Scan the lines below for the string "JSON" and copy every one that has it.

:: Supplied entries ::

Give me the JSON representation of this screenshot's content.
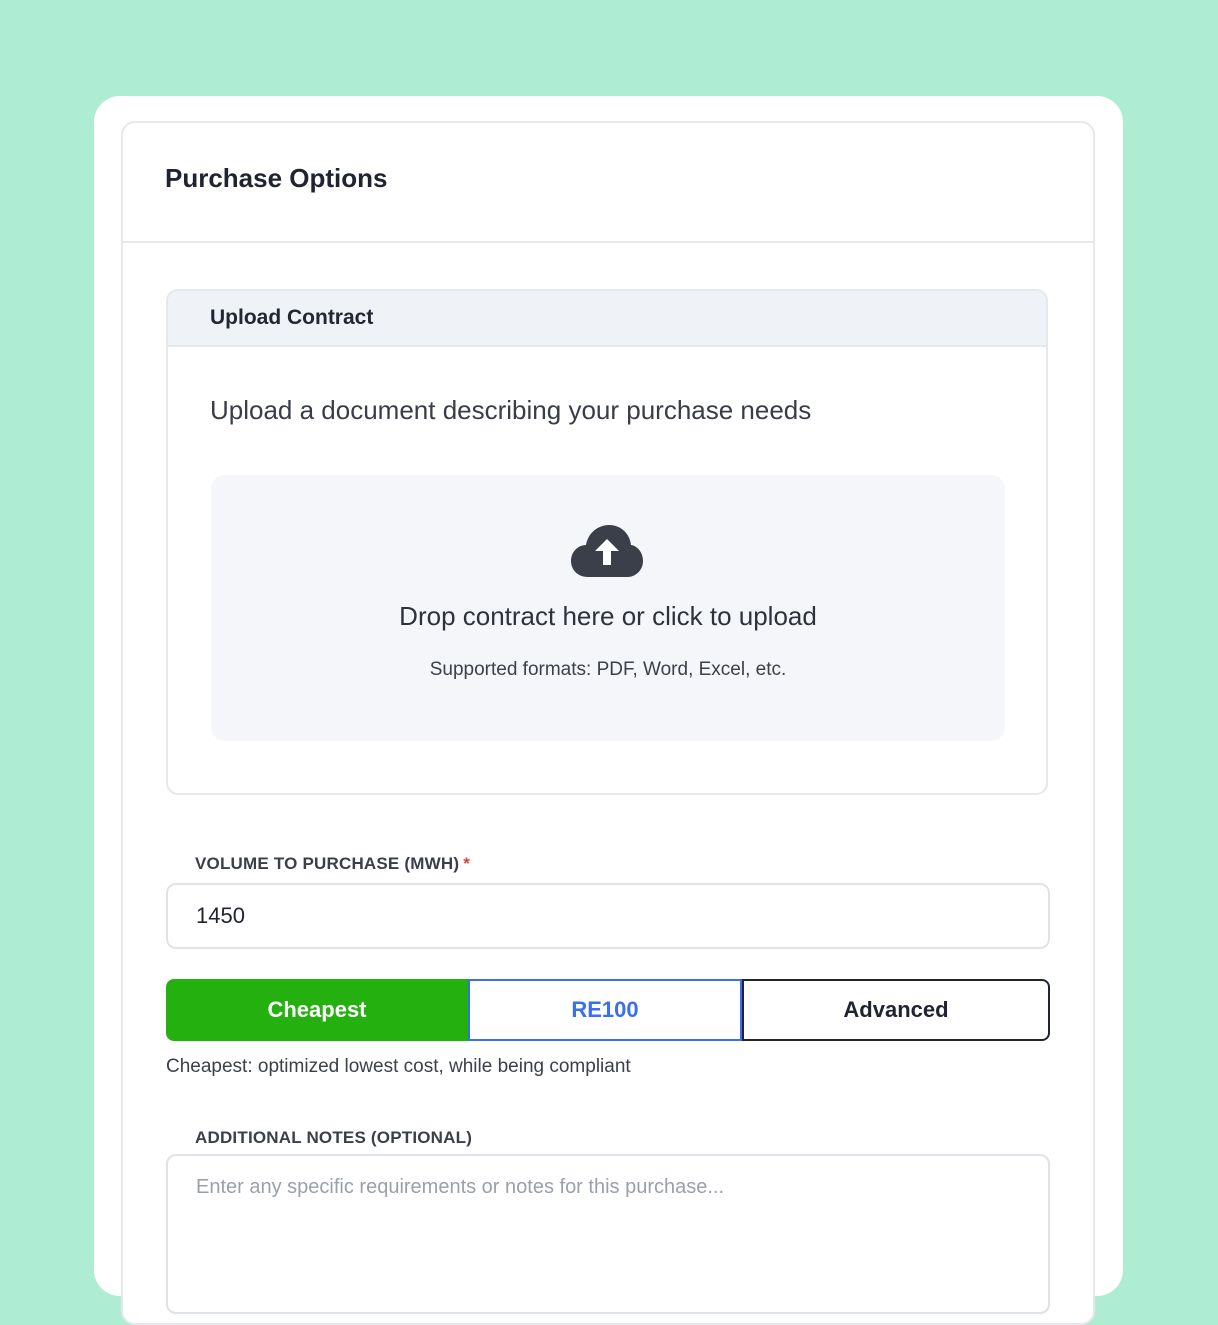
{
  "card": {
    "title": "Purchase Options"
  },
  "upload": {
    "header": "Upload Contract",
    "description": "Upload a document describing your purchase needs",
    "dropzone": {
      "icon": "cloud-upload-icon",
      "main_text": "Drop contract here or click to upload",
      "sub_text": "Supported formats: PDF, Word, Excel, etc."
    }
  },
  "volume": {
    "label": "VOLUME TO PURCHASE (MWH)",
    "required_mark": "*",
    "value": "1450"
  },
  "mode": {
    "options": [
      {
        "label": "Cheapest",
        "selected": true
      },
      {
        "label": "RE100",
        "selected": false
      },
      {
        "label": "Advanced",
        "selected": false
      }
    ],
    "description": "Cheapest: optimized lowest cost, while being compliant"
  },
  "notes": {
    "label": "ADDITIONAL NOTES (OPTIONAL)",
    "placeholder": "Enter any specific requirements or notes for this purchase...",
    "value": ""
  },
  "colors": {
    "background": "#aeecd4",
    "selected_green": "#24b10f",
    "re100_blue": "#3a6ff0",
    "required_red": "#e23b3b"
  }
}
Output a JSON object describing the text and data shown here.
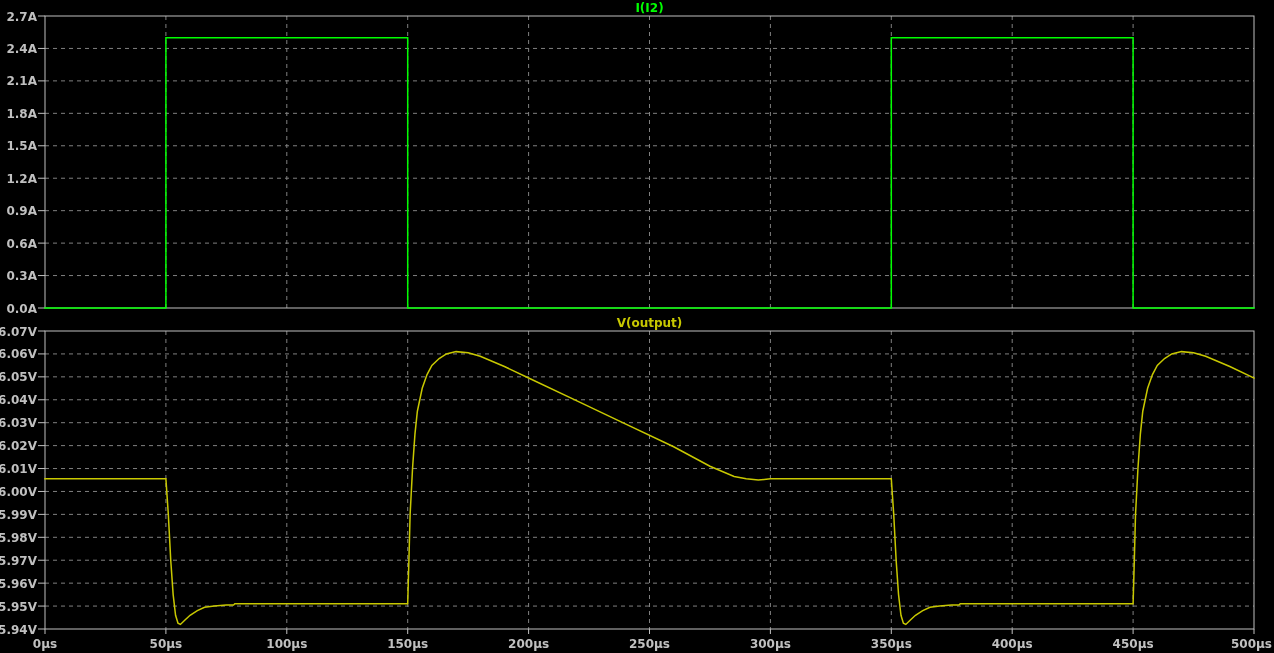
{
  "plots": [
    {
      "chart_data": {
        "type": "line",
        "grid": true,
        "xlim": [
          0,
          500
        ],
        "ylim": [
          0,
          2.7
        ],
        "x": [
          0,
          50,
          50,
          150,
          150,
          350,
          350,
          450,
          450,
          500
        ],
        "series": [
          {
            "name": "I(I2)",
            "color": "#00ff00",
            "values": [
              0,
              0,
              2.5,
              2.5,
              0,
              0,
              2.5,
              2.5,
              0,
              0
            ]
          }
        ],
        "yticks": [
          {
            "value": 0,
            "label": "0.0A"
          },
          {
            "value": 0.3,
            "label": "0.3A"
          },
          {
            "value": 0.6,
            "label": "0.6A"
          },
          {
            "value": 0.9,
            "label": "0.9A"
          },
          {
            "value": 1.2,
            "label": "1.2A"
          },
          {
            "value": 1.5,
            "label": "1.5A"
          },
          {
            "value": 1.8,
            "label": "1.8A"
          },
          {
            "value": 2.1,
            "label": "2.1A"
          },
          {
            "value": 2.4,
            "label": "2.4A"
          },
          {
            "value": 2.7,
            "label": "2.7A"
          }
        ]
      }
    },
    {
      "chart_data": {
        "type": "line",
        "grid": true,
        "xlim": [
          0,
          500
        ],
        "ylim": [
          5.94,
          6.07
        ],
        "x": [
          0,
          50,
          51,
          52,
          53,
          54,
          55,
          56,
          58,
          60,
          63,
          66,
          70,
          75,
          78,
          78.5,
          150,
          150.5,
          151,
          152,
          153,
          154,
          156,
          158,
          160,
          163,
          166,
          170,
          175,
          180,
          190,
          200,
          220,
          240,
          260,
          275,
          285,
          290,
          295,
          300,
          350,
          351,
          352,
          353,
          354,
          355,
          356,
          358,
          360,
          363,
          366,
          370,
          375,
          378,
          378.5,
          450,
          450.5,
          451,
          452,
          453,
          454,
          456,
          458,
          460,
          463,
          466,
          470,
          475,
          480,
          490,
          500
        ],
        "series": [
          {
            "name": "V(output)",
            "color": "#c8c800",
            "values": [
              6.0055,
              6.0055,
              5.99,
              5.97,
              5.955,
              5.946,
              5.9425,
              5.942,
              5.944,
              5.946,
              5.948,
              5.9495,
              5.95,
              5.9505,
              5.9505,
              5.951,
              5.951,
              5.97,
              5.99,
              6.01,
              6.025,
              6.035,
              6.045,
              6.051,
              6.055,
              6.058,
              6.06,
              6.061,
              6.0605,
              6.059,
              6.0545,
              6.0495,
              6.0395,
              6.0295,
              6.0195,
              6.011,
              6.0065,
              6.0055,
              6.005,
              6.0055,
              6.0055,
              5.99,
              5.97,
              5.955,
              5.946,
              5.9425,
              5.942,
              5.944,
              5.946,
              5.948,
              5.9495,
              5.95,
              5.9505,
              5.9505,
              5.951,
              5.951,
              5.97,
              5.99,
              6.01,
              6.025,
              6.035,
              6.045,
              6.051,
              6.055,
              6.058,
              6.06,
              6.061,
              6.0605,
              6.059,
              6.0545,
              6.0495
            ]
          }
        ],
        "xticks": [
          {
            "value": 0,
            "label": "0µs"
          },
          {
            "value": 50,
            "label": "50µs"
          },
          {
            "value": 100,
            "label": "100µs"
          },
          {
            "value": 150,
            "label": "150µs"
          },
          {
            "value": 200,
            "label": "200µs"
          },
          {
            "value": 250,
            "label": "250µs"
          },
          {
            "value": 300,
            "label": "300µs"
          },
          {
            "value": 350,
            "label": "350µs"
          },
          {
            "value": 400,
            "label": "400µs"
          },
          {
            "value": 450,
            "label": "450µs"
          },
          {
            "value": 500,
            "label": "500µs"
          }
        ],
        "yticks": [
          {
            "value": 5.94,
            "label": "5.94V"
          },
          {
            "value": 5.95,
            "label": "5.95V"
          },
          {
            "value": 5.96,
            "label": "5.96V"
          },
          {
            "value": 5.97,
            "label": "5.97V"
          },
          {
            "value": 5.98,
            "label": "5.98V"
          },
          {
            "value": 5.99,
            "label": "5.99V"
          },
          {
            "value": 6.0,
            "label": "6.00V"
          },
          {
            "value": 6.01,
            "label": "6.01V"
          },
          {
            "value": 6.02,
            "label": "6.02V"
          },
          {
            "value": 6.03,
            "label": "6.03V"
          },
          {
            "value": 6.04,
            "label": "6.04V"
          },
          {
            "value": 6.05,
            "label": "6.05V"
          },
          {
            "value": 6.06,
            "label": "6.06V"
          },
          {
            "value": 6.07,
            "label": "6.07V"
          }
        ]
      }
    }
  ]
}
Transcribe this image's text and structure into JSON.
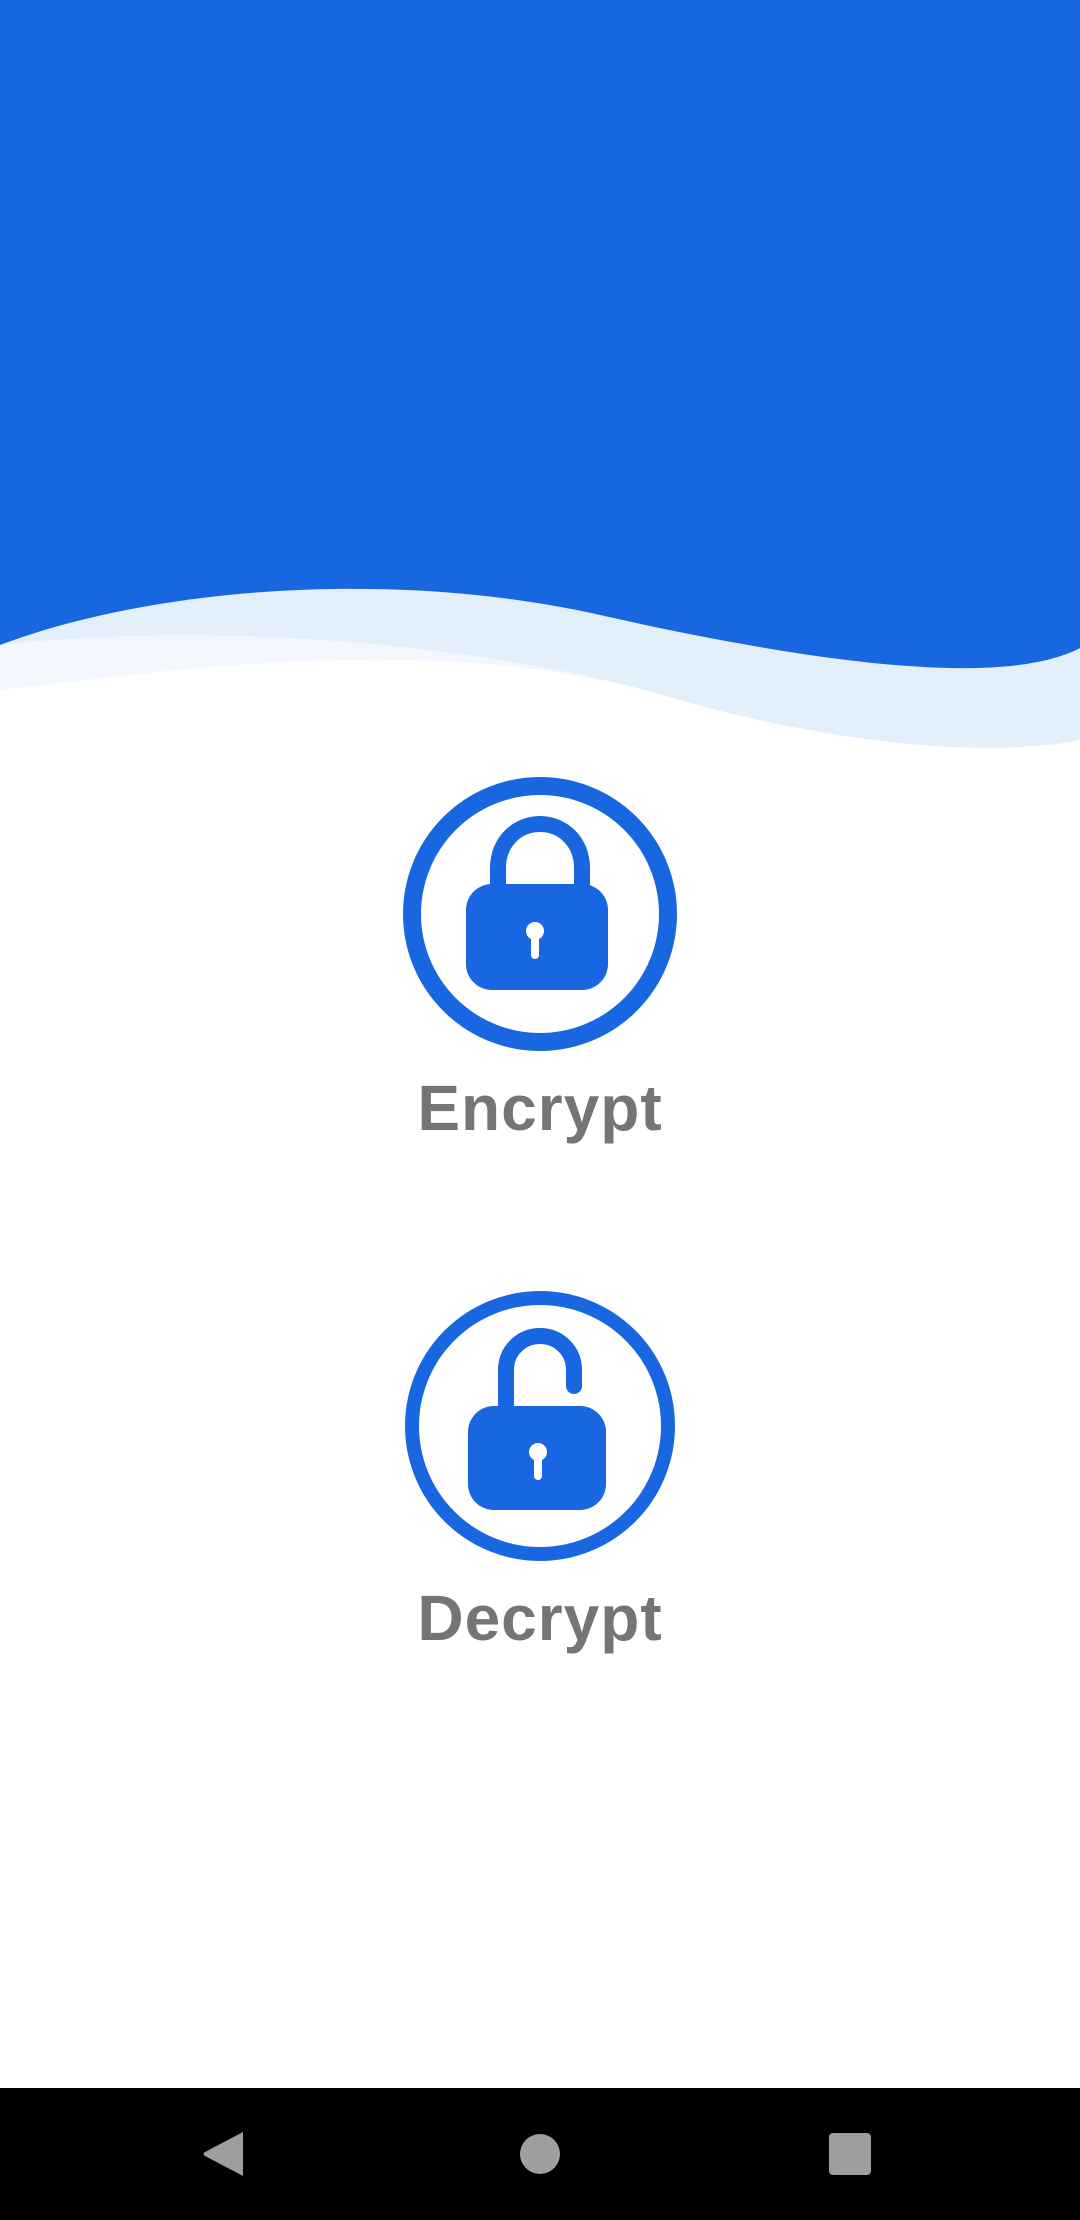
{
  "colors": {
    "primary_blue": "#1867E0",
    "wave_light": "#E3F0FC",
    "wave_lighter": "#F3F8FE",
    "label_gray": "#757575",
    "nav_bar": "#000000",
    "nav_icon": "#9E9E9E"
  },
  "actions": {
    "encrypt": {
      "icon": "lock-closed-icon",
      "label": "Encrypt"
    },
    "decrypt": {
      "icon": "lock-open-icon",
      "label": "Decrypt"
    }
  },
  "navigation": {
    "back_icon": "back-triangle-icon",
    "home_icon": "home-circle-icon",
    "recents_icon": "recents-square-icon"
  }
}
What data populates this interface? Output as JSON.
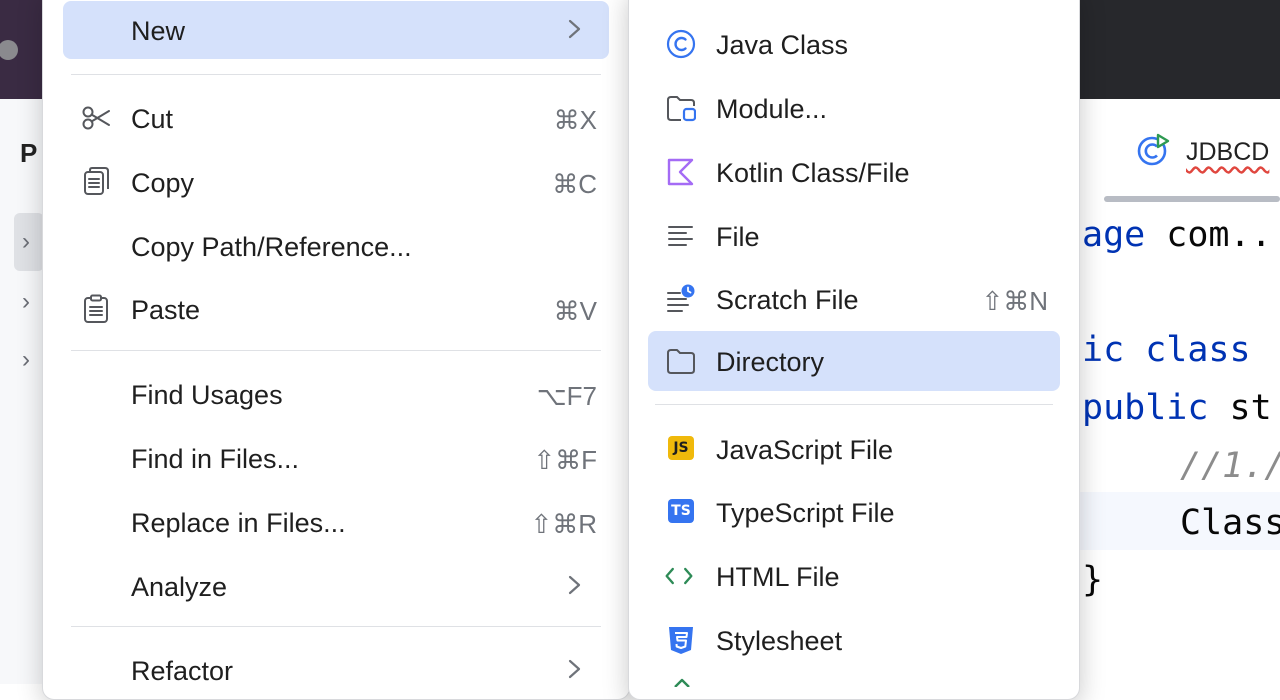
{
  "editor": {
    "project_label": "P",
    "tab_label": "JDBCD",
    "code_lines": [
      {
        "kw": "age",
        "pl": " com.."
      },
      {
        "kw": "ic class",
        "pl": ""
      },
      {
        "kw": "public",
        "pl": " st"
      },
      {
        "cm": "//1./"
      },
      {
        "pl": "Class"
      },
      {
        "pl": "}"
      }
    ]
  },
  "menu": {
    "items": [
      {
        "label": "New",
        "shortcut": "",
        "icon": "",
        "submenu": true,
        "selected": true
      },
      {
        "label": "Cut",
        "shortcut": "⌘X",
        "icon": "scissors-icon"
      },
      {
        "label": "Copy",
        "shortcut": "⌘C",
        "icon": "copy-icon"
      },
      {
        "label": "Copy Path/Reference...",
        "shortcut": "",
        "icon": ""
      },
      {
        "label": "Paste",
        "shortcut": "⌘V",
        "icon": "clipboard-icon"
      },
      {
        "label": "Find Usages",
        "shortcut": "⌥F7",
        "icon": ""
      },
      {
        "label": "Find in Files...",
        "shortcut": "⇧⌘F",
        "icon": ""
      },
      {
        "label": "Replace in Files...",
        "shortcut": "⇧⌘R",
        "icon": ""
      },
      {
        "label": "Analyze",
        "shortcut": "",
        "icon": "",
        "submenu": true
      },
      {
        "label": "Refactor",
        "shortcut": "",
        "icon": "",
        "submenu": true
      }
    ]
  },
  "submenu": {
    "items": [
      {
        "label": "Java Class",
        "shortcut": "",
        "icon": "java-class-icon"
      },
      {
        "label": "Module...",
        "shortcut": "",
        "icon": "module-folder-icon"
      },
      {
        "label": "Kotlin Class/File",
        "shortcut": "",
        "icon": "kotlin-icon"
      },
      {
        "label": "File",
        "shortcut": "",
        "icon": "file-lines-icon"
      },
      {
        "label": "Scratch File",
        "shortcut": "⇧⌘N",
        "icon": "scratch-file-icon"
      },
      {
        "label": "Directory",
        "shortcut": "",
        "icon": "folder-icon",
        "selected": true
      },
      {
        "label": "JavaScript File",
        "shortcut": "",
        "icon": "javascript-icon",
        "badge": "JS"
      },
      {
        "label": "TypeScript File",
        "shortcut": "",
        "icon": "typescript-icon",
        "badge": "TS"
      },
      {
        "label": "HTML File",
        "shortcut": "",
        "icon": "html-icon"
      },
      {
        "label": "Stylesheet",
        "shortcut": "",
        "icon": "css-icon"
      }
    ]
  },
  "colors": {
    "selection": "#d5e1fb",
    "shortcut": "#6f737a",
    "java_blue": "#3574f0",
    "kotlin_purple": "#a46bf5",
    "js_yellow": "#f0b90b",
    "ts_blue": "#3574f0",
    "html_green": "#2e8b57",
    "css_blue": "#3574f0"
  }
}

:::

- Response:
Give me the JSON representation of this screenshot's content.
Output a JSON object describing the text and data shown here.
Transcribe this image's text and structure into JSON.
What data populates this interface? Output as JSON.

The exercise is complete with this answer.